Exercise requirements
Copy whichever lines contain the string "JSON".

═══ Supplied information ═══

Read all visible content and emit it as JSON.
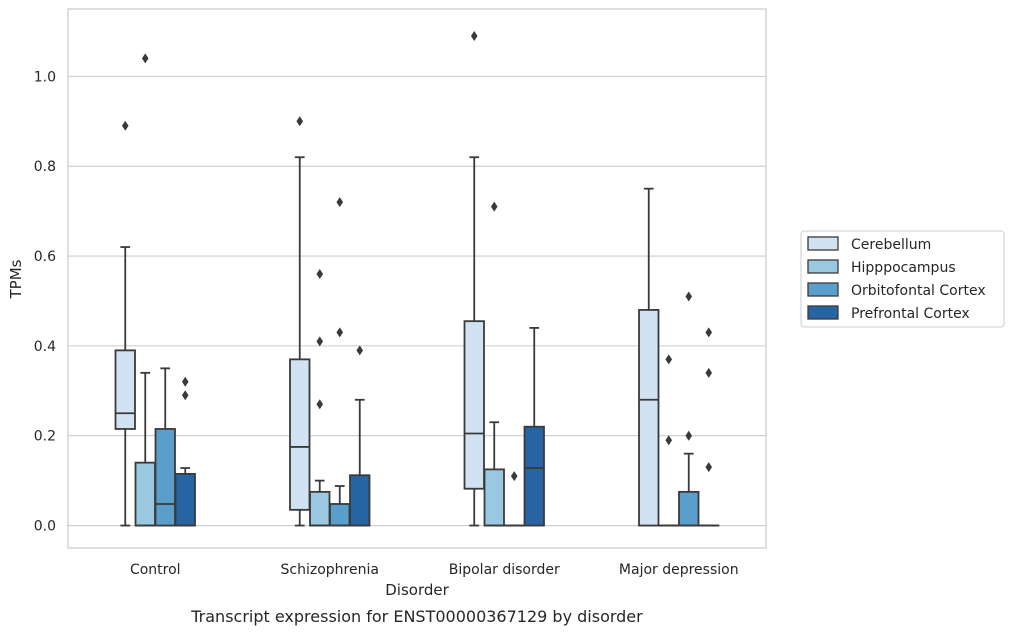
{
  "chart_data": {
    "type": "box",
    "title": "Transcript expression for ENST00000367129 by disorder",
    "xlabel": "Disorder",
    "ylabel": "TPMs",
    "ylim": [
      -0.05,
      1.15
    ],
    "yticks": [
      "0.0",
      "0.2",
      "0.4",
      "0.6",
      "0.8",
      "1.0"
    ],
    "grid": "horizontal",
    "legend_position": "outside-right",
    "categories": [
      "Control",
      "Schizophrenia",
      "Bipolar disorder",
      "Major depression"
    ],
    "series": [
      {
        "name": "Cerebellum",
        "color": "#d1e2f2",
        "boxes": [
          {
            "whislo": 0.0,
            "q1": 0.215,
            "med": 0.25,
            "q3": 0.39,
            "whishi": 0.62,
            "fliers": [
              0.89
            ]
          },
          {
            "whislo": 0.0,
            "q1": 0.035,
            "med": 0.175,
            "q3": 0.37,
            "whishi": 0.82,
            "fliers": [
              0.9
            ]
          },
          {
            "whislo": 0.0,
            "q1": 0.082,
            "med": 0.205,
            "q3": 0.455,
            "whishi": 0.82,
            "fliers": [
              1.09
            ]
          },
          {
            "whislo": 0.0,
            "q1": 0.0,
            "med": 0.28,
            "q3": 0.48,
            "whishi": 0.75,
            "fliers": []
          }
        ]
      },
      {
        "name": "Hipppocampus",
        "color": "#9ac8e0",
        "boxes": [
          {
            "whislo": 0.0,
            "q1": 0.0,
            "med": 0.0,
            "q3": 0.14,
            "whishi": 0.34,
            "fliers": [
              1.04
            ]
          },
          {
            "whislo": 0.0,
            "q1": 0.0,
            "med": 0.0,
            "q3": 0.075,
            "whishi": 0.1,
            "fliers": [
              0.27,
              0.41,
              0.56
            ]
          },
          {
            "whislo": 0.0,
            "q1": 0.0,
            "med": 0.0,
            "q3": 0.125,
            "whishi": 0.23,
            "fliers": [
              0.71
            ]
          },
          {
            "whislo": 0.0,
            "q1": 0.0,
            "med": 0.0,
            "q3": 0.0,
            "whishi": 0.0,
            "fliers": [
              0.19,
              0.37
            ]
          }
        ]
      },
      {
        "name": "Orbitofontal Cortex",
        "color": "#5a9fcb",
        "boxes": [
          {
            "whislo": 0.0,
            "q1": 0.0,
            "med": 0.048,
            "q3": 0.215,
            "whishi": 0.35,
            "fliers": []
          },
          {
            "whislo": 0.0,
            "q1": 0.0,
            "med": 0.0,
            "q3": 0.048,
            "whishi": 0.088,
            "fliers": [
              0.43,
              0.72
            ]
          },
          {
            "whislo": 0.0,
            "q1": 0.0,
            "med": 0.0,
            "q3": 0.0,
            "whishi": 0.0,
            "fliers": [
              0.11
            ]
          },
          {
            "whislo": 0.0,
            "q1": 0.0,
            "med": 0.0,
            "q3": 0.075,
            "whishi": 0.16,
            "fliers": [
              0.2,
              0.51
            ]
          }
        ]
      },
      {
        "name": "Prefrontal Cortex",
        "color": "#2664a4",
        "boxes": [
          {
            "whislo": 0.0,
            "q1": 0.0,
            "med": 0.0,
            "q3": 0.115,
            "whishi": 0.128,
            "fliers": [
              0.29,
              0.32
            ]
          },
          {
            "whislo": 0.0,
            "q1": 0.0,
            "med": 0.0,
            "q3": 0.112,
            "whishi": 0.28,
            "fliers": [
              0.39
            ]
          },
          {
            "whislo": 0.0,
            "q1": 0.0,
            "med": 0.128,
            "q3": 0.22,
            "whishi": 0.44,
            "fliers": []
          },
          {
            "whislo": 0.0,
            "q1": 0.0,
            "med": 0.0,
            "q3": 0.0,
            "whishi": 0.0,
            "fliers": [
              0.13,
              0.34,
              0.43
            ]
          }
        ]
      }
    ]
  }
}
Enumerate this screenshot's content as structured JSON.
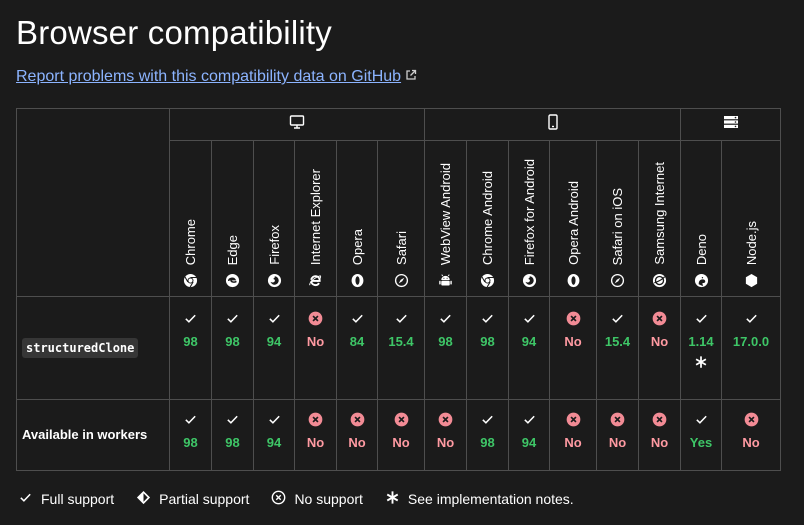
{
  "page": {
    "title": "Browser compatibility",
    "report_link": "Report problems with this compatibility data on GitHub"
  },
  "platforms": [
    {
      "name": "desktop",
      "icon": "desktop-icon",
      "span": 6
    },
    {
      "name": "mobile",
      "icon": "mobile-icon",
      "span": 6
    },
    {
      "name": "server",
      "icon": "server-icon",
      "span": 2
    }
  ],
  "browsers": [
    {
      "name": "Chrome",
      "icon": "chrome-icon"
    },
    {
      "name": "Edge",
      "icon": "edge-icon"
    },
    {
      "name": "Firefox",
      "icon": "firefox-icon"
    },
    {
      "name": "Internet Explorer",
      "icon": "ie-icon"
    },
    {
      "name": "Opera",
      "icon": "opera-icon"
    },
    {
      "name": "Safari",
      "icon": "safari-icon"
    },
    {
      "name": "WebView Android",
      "icon": "android-icon"
    },
    {
      "name": "Chrome Android",
      "icon": "chrome-icon"
    },
    {
      "name": "Firefox for Android",
      "icon": "firefox-icon"
    },
    {
      "name": "Opera Android",
      "icon": "opera-icon"
    },
    {
      "name": "Safari on iOS",
      "icon": "safari-icon"
    },
    {
      "name": "Samsung Internet",
      "icon": "samsung-internet-icon"
    },
    {
      "name": "Deno",
      "icon": "deno-icon"
    },
    {
      "name": "Node.js",
      "icon": "nodejs-icon"
    }
  ],
  "features": [
    {
      "name": "structuredClone",
      "is_code": true,
      "support": [
        {
          "status": "yes",
          "version": "98"
        },
        {
          "status": "yes",
          "version": "98"
        },
        {
          "status": "yes",
          "version": "94"
        },
        {
          "status": "no",
          "version": "No"
        },
        {
          "status": "yes",
          "version": "84"
        },
        {
          "status": "yes",
          "version": "15.4"
        },
        {
          "status": "yes",
          "version": "98"
        },
        {
          "status": "yes",
          "version": "98"
        },
        {
          "status": "yes",
          "version": "94"
        },
        {
          "status": "no",
          "version": "No"
        },
        {
          "status": "yes",
          "version": "15.4"
        },
        {
          "status": "no",
          "version": "No"
        },
        {
          "status": "yes",
          "version": "1.14",
          "note": true
        },
        {
          "status": "yes",
          "version": "17.0.0"
        }
      ]
    },
    {
      "name": "Available in workers",
      "is_code": false,
      "support": [
        {
          "status": "yes",
          "version": "98"
        },
        {
          "status": "yes",
          "version": "98"
        },
        {
          "status": "yes",
          "version": "94"
        },
        {
          "status": "no",
          "version": "No"
        },
        {
          "status": "no",
          "version": "No"
        },
        {
          "status": "no",
          "version": "No"
        },
        {
          "status": "no",
          "version": "No"
        },
        {
          "status": "yes",
          "version": "98"
        },
        {
          "status": "yes",
          "version": "94"
        },
        {
          "status": "no",
          "version": "No"
        },
        {
          "status": "no",
          "version": "No"
        },
        {
          "status": "no",
          "version": "No"
        },
        {
          "status": "yes",
          "version": "Yes"
        },
        {
          "status": "no",
          "version": "No"
        }
      ]
    }
  ],
  "legend": [
    {
      "icon": "check-icon",
      "label": "Full support"
    },
    {
      "icon": "partial-support-icon",
      "label": "Partial support"
    },
    {
      "icon": "no-support-icon",
      "label": "No support"
    },
    {
      "icon": "asterisk-icon",
      "label": "See implementation notes."
    }
  ],
  "colors": {
    "background": "#1b1b1b",
    "link": "#8cb4ff",
    "yes": "#3ec667",
    "no": "#ff9aa2",
    "no_icon_fill": "#f28b95",
    "border": "#4e4e4e"
  }
}
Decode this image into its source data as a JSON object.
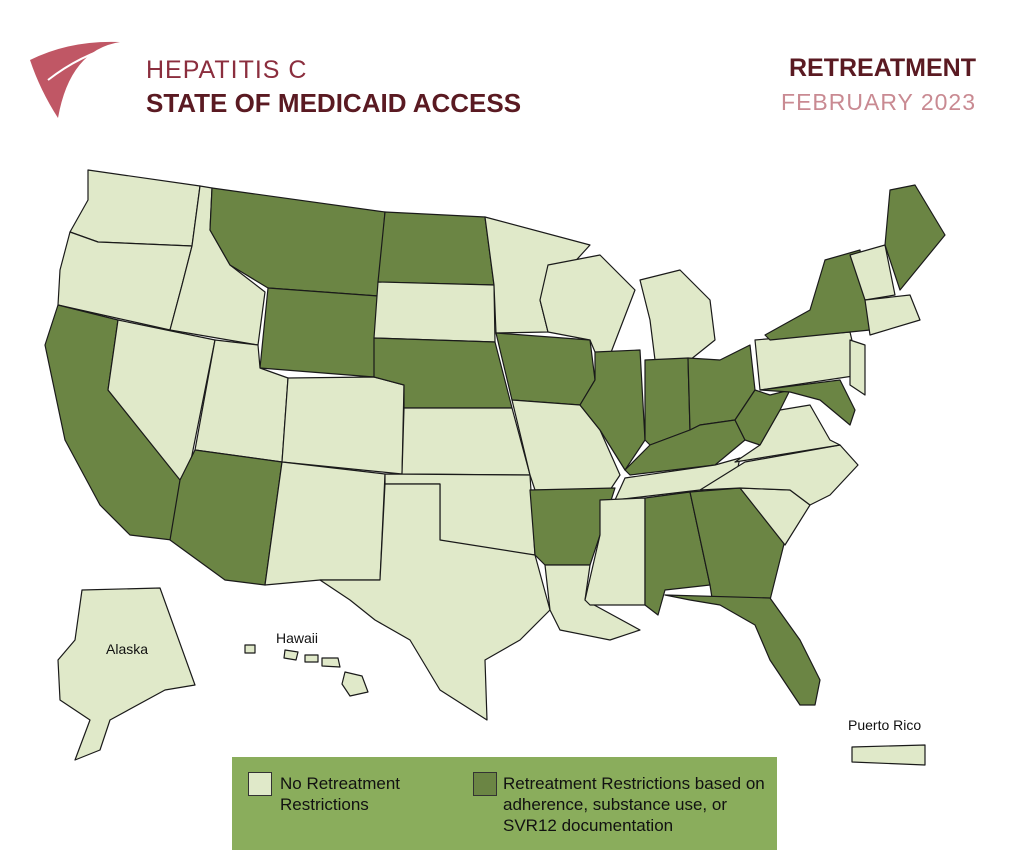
{
  "header": {
    "subtitle": "HEPATITIS C",
    "title": "STATE OF MEDICAID ACCESS",
    "topic": "RETREATMENT",
    "date": "FEBRUARY 2023"
  },
  "map": {
    "labels": [
      "Alaska",
      "Hawaii",
      "Puerto Rico"
    ]
  },
  "legend": {
    "items": [
      {
        "label": "No Retreatment Restrictions",
        "color": "#e0e9c9"
      },
      {
        "label": "Retreatment Restrictions based on adherence, substance use, or SVR12 documentation",
        "color": "#6b8544"
      }
    ]
  }
}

═══

Exercise answer
Read all visible content and emit it as JSON.
Enumerate this screenshot's content as structured JSON.
Decode this image into its source data as a JSON object.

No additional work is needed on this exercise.